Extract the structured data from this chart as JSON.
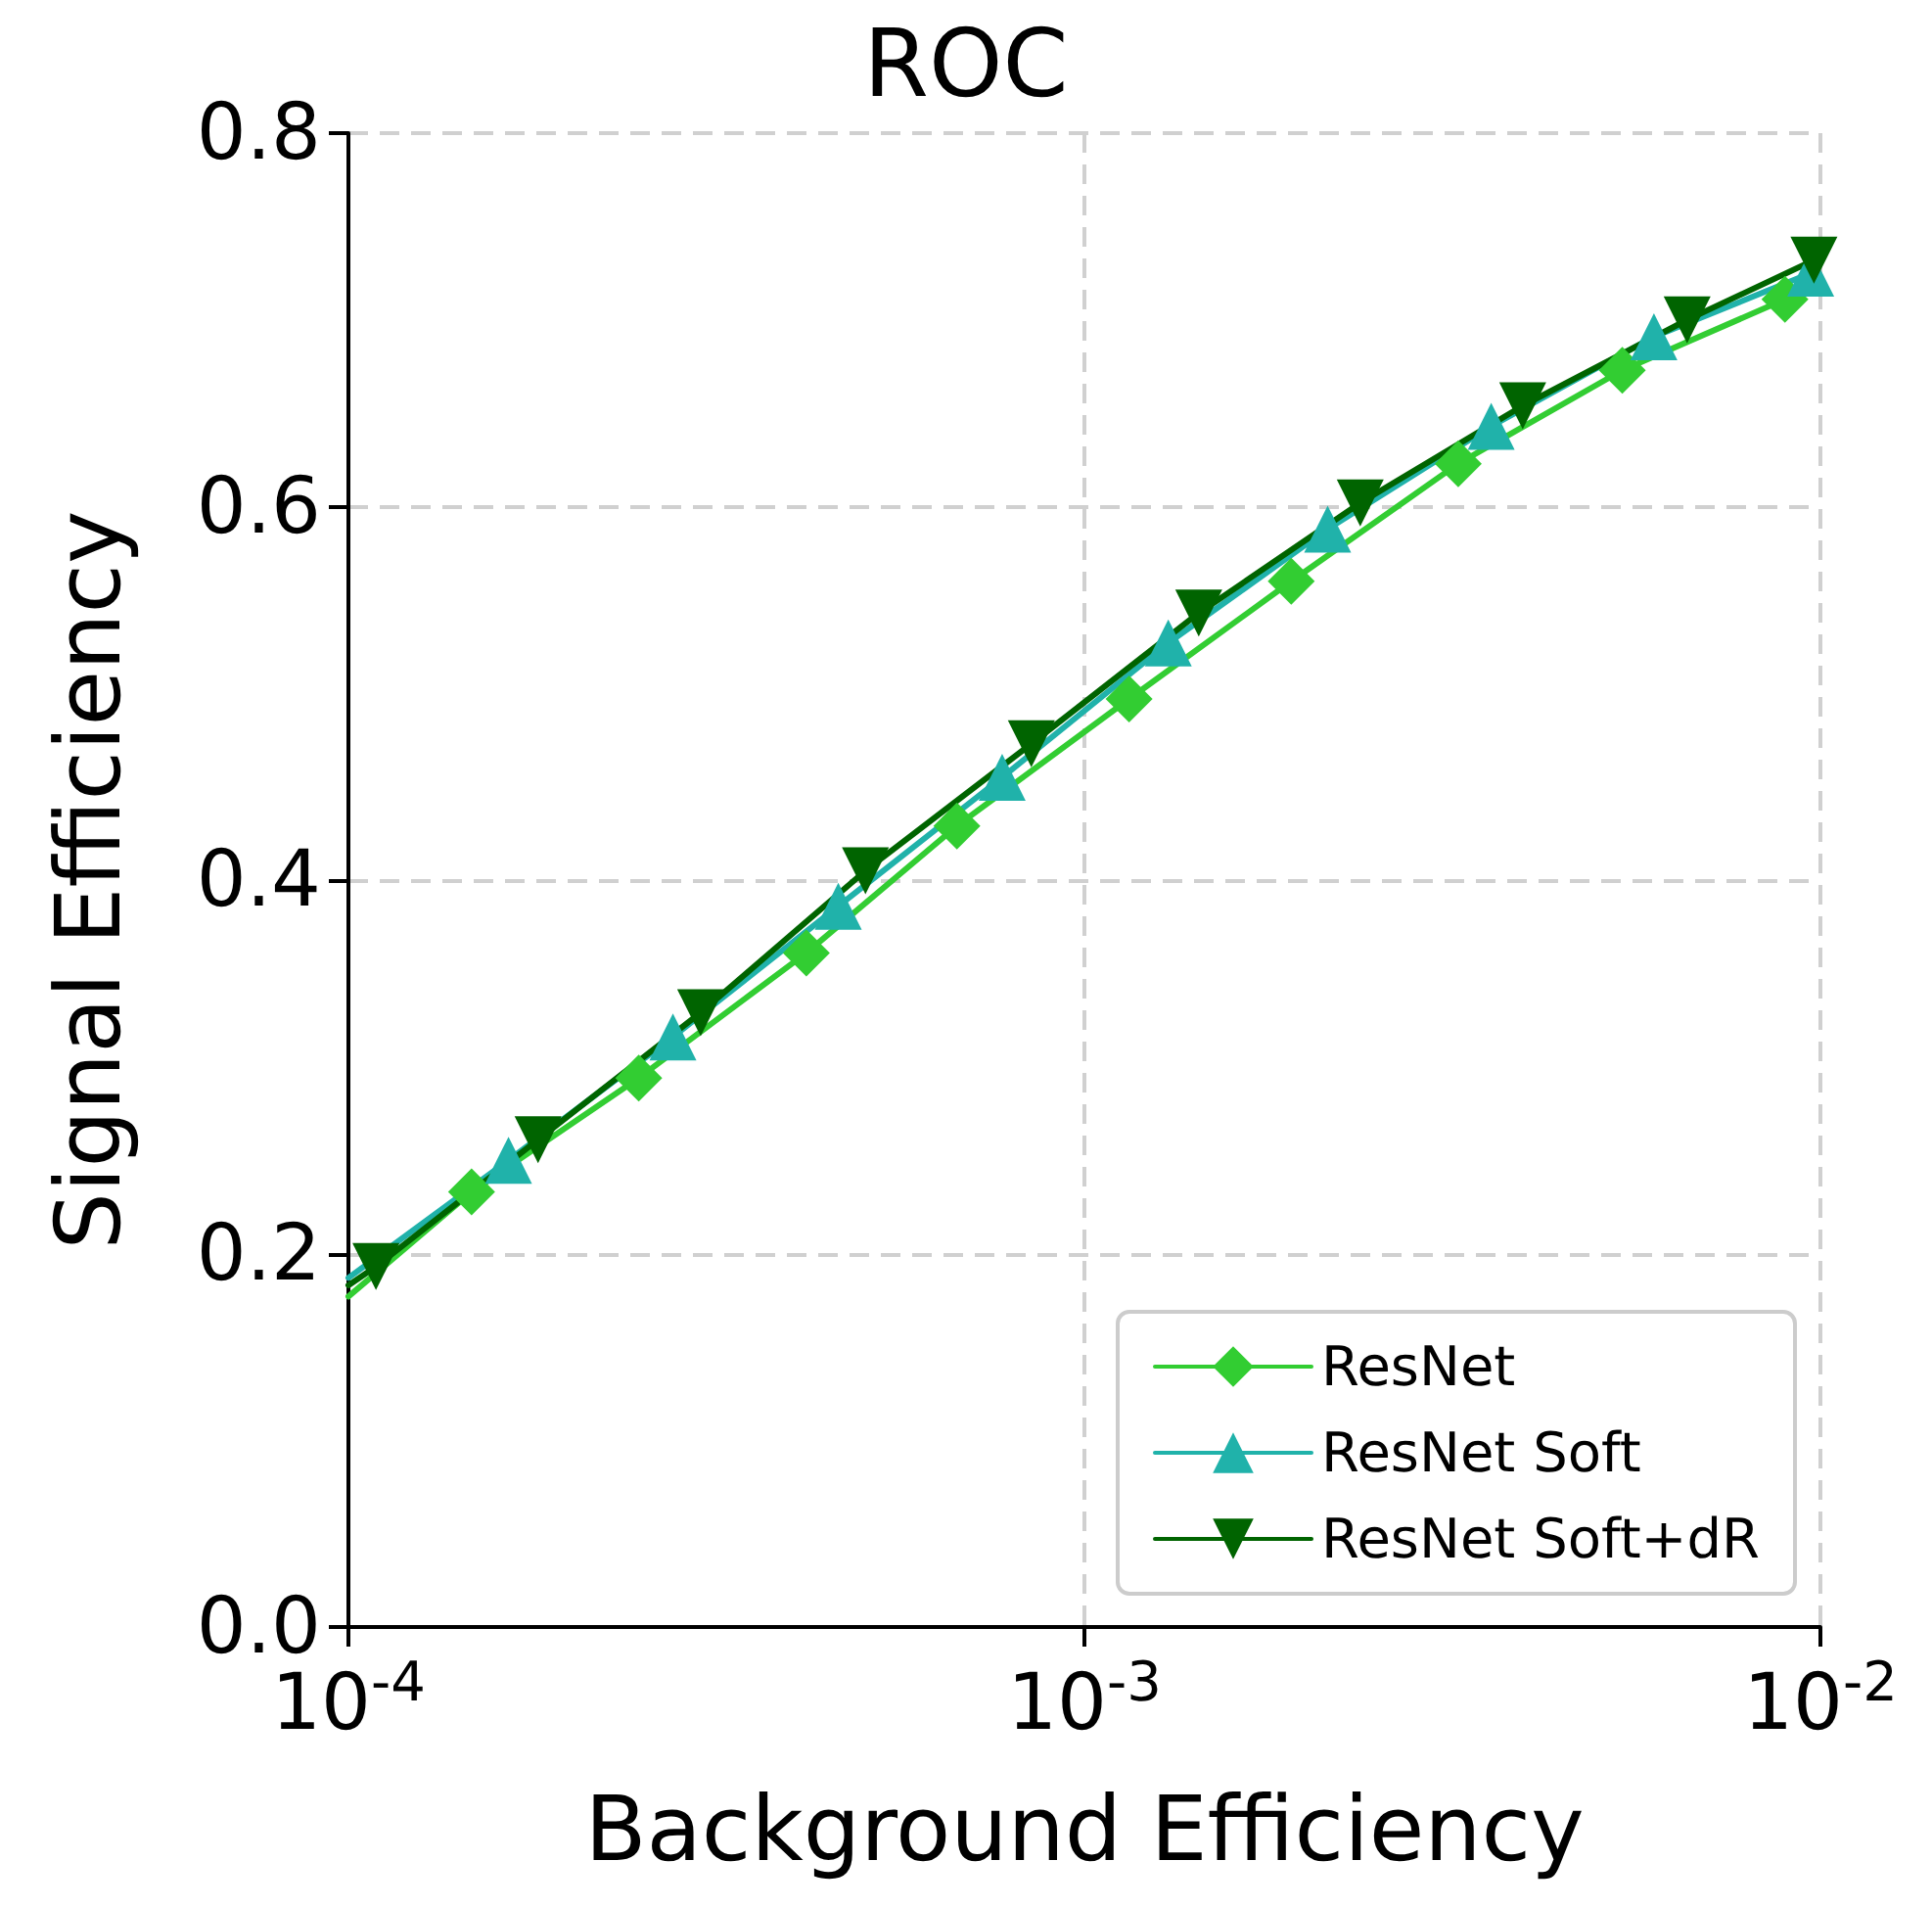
{
  "chart_data": {
    "type": "line",
    "title": "ROC",
    "xlabel": "Background Efficiency",
    "ylabel": "Signal Efficiency",
    "log": "x",
    "xlim": [
      0.0001,
      0.01
    ],
    "ylim": [
      0,
      0.8
    ],
    "xticks": [
      {
        "value": 0.0001,
        "label": "10$^{-4}$"
      },
      {
        "value": 0.001,
        "label": "10$^{-3}$"
      },
      {
        "value": 0.01,
        "label": "10$^{-2}$"
      }
    ],
    "yticks": [
      {
        "value": 0,
        "label": "0.0"
      },
      0.2,
      0.4,
      0.6,
      0.8
    ],
    "grid": true,
    "legend": "bottom right",
    "line_style": "solid",
    "series": [
      {
        "name": "ResNet",
        "color": "#32cd32",
        "marker": "diamond",
        "x": [
          0.0001,
          0.000147,
          0.000248,
          0.000419,
          0.000671,
          0.00115,
          0.00191,
          0.00322,
          0.00538,
          0.00895
        ],
        "values": [
          0.177,
          0.233,
          0.294,
          0.361,
          0.429,
          0.497,
          0.56,
          0.623,
          0.673,
          0.711
        ]
      },
      {
        "name": "ResNet Soft",
        "color": "#20b2aa",
        "marker": "triangle",
        "x": [
          0.0001,
          0.000165,
          0.000276,
          0.000463,
          0.000773,
          0.0013,
          0.00214,
          0.00357,
          0.00594,
          0.0097
        ],
        "values": [
          0.187,
          0.25,
          0.316,
          0.386,
          0.455,
          0.527,
          0.588,
          0.643,
          0.691,
          0.725
        ]
      },
      {
        "name": "ResNet Soft+dR",
        "color": "#006400",
        "marker": "triangle_down",
        "x": [
          0.0001,
          0.000109,
          0.000181,
          0.000301,
          0.000504,
          0.000847,
          0.00143,
          0.00237,
          0.00394,
          0.00659,
          0.0098
        ],
        "values": [
          0.183,
          0.193,
          0.261,
          0.329,
          0.405,
          0.473,
          0.543,
          0.602,
          0.654,
          0.7,
          0.732
        ]
      }
    ]
  }
}
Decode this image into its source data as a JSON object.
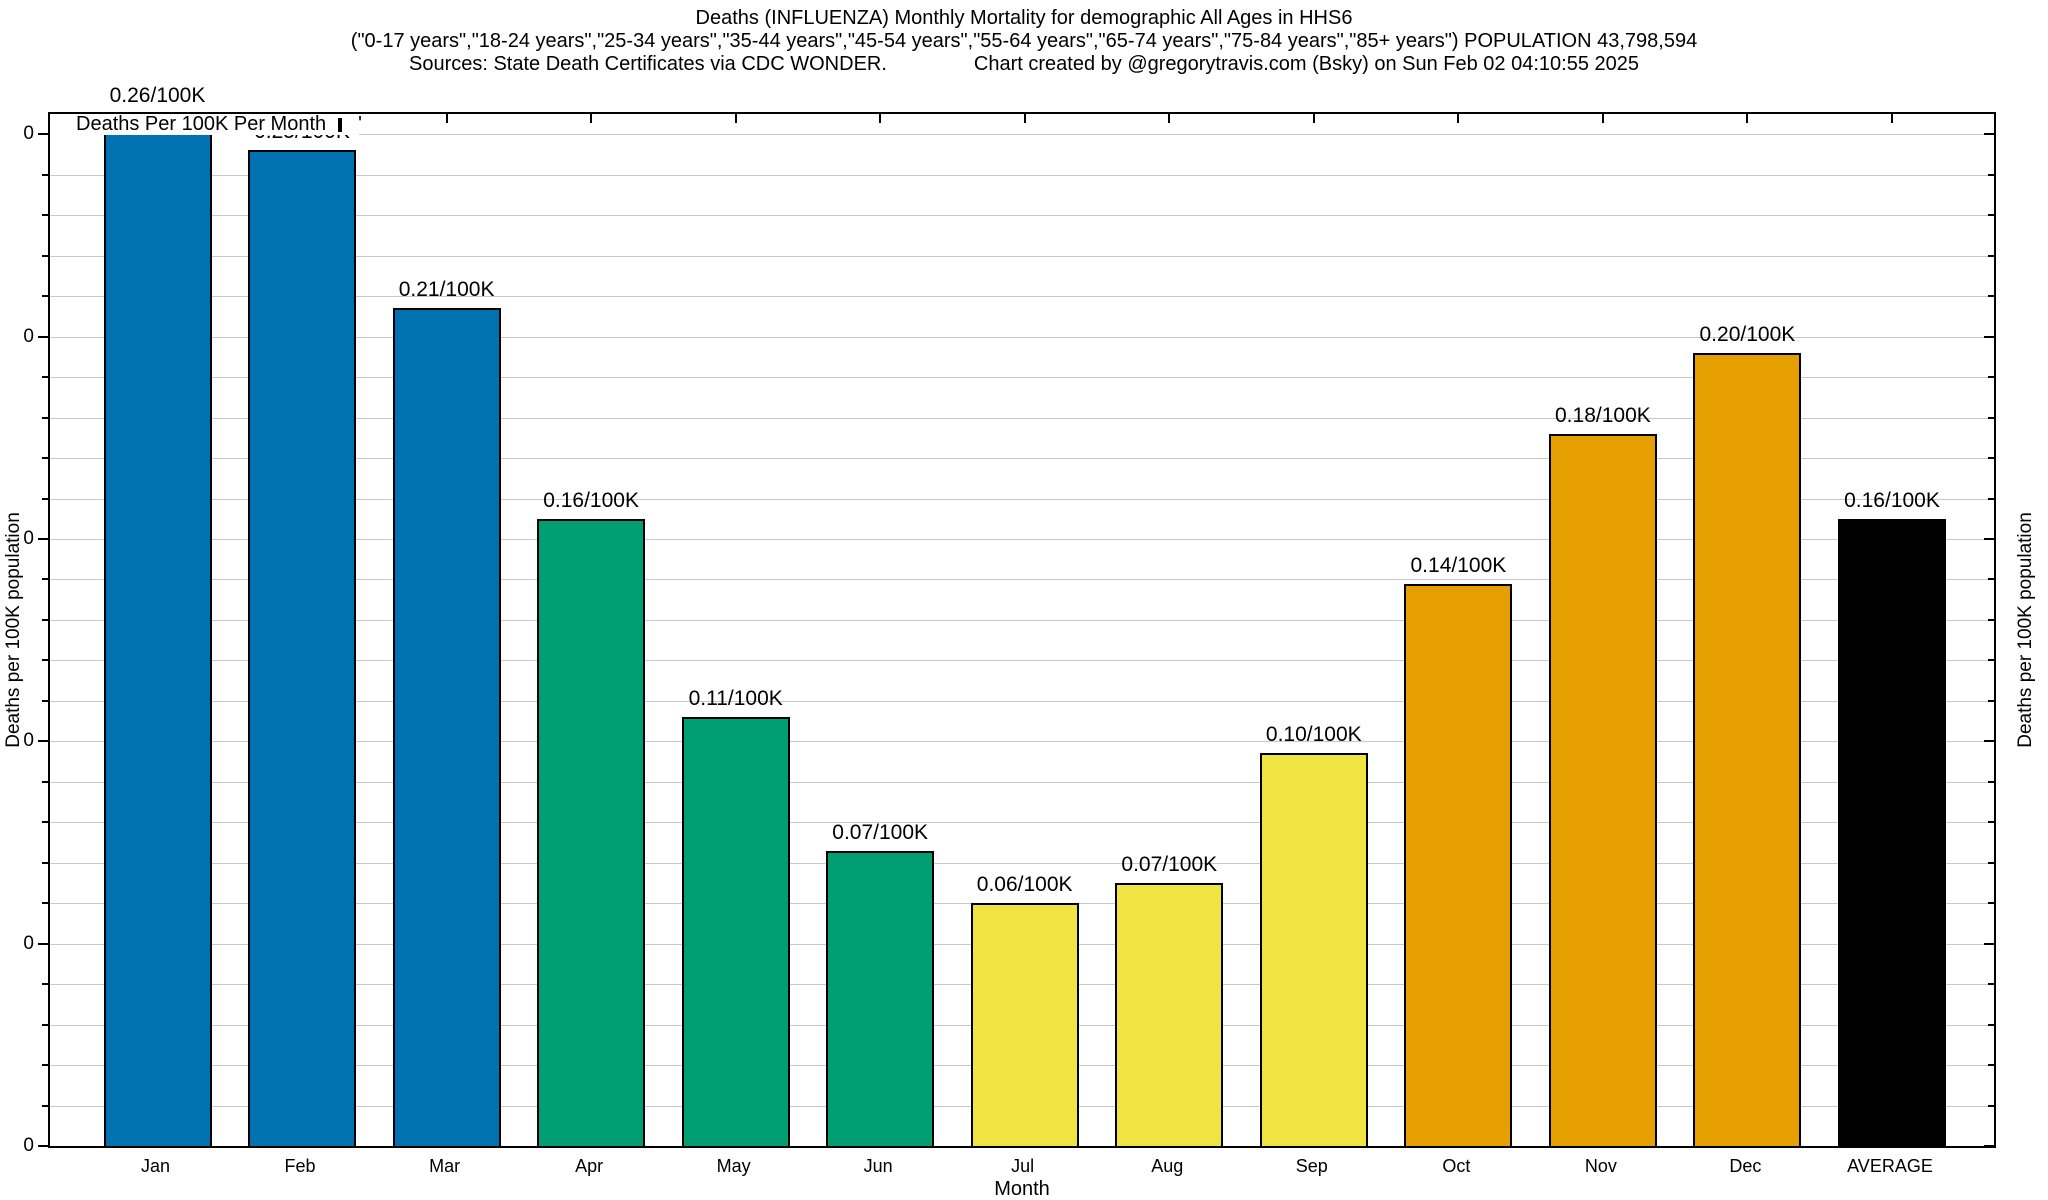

□ □ □

#### [To be done]
Output all of the data exactly as it stands, minus any images.

#### [Right answer]
Extract the structured data from this chart as JSON.
{
  "chart_data": {
    "type": "line",
    "title": "ROC",
    "xlabel": "Background Efficiency",
    "ylabel": "Signal Efficiency",
    "log": "x",
    "xlim": [
      0.0001,
      0.01
    ],
    "ylim": [
      0,
      0.8
    ],
    "xticks": [
      {
        "value": 0.0001,
        "label": "10$^{-4}$"
      },
      {
        "value": 0.001,
        "label": "10$^{-3}$"
      },
      {
        "value": 0.01,
        "label": "10$^{-2}$"
      }
    ],
    "yticks": [
      {
        "value": 0,
        "label": "0.0"
      },
      0.2,
      0.4,
      0.6,
      0.8
    ],
    "grid": true,
    "legend": "bottom right",
    "line_style": "solid",
    "series": [
      {
        "name": "ResNet",
        "color": "#32cd32",
        "marker": "diamond",
        "x": [
          0.0001,
          0.000147,
          0.000248,
          0.000419,
          0.000671,
          0.00115,
          0.00191,
          0.00322,
          0.00538,
          0.00895
        ],
        "values": [
          0.177,
          0.233,
          0.294,
          0.361,
          0.429,
          0.497,
          0.56,
          0.623,
          0.673,
          0.711
        ]
      },
      {
        "name": "ResNet Soft",
        "color": "#20b2aa",
        "marker": "triangle",
        "x": [
          0.0001,
          0.000165,
          0.000276,
          0.000463,
          0.000773,
          0.0013,
          0.00214,
          0.00357,
          0.00594,
          0.0097
        ],
        "values": [
          0.187,
          0.25,
          0.316,
          0.386,
          0.455,
          0.527,
          0.588,
          0.643,
          0.691,
          0.725
        ]
      },
      {
        "name": "ResNet Soft+dR",
        "color": "#006400",
        "marker": "triangle_down",
        "x": [
          0.0001,
          0.000109,
          0.000181,
          0.000301,
          0.000504,
          0.000847,
          0.00143,
          0.00237,
          0.00394,
          0.00659,
          0.0098
        ],
        "values": [
          0.183,
          0.193,
          0.261,
          0.329,
          0.405,
          0.473,
          0.543,
          0.602,
          0.654,
          0.7,
          0.732
        ]
      }
    ]
  }
}
Decode this image into its source data as a JSON object.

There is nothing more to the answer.